- [Given problem]:
Using the data below, copy each line that includes the word "ylabel".

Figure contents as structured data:

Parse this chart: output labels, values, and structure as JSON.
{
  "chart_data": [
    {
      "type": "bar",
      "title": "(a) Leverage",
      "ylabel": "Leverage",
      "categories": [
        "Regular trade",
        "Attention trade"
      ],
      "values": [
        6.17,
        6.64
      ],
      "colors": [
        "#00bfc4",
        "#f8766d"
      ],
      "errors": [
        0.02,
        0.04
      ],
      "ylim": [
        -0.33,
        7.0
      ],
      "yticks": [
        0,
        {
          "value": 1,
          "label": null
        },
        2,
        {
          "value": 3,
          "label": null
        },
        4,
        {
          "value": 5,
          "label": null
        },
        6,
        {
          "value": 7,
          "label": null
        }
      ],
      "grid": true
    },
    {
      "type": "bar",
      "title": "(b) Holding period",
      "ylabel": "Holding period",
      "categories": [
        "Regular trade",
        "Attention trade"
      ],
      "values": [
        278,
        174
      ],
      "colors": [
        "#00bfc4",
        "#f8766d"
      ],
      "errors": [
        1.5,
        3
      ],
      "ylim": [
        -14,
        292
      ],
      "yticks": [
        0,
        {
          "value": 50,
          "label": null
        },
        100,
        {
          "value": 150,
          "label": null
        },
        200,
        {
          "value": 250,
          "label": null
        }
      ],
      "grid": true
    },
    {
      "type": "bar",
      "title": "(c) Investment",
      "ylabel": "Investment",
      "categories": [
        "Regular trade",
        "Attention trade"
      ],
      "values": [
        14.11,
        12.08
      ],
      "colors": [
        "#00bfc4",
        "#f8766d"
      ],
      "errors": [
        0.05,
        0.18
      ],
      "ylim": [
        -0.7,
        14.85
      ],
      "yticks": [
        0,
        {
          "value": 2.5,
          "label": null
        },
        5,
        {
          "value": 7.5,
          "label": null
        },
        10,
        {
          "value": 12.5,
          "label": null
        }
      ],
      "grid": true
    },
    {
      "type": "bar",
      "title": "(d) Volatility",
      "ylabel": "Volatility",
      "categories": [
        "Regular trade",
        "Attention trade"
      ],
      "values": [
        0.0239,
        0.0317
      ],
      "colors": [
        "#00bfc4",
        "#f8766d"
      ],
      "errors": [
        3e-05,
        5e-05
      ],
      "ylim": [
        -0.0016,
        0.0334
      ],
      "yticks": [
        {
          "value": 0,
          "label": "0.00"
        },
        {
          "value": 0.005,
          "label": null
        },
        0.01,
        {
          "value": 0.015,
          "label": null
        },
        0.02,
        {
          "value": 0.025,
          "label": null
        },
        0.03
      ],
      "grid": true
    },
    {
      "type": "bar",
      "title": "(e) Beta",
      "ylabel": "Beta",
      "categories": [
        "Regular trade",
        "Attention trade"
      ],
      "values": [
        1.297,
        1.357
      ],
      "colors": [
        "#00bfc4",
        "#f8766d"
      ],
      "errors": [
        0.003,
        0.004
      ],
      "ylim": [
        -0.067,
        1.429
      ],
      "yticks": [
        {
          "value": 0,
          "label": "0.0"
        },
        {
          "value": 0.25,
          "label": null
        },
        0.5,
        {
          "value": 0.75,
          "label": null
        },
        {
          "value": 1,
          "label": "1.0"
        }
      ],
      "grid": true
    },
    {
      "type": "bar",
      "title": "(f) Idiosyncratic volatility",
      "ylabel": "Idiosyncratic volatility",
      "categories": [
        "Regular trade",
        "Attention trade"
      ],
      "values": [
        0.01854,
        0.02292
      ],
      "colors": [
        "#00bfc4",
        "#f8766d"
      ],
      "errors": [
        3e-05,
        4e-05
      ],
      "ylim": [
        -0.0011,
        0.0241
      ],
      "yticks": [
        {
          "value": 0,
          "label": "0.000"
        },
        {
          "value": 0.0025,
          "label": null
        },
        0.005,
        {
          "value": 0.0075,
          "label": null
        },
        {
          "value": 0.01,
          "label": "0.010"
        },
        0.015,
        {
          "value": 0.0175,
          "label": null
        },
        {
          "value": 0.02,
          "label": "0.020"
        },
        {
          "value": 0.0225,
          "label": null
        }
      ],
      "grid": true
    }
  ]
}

- [Task result]:
      "ylabel": "Leverage",
      "ylabel": "Holding period",
      "ylabel": "Investment",
      "ylabel": "Volatility",
      "ylabel": "Beta",
      "ylabel": "Idiosyncratic volatility",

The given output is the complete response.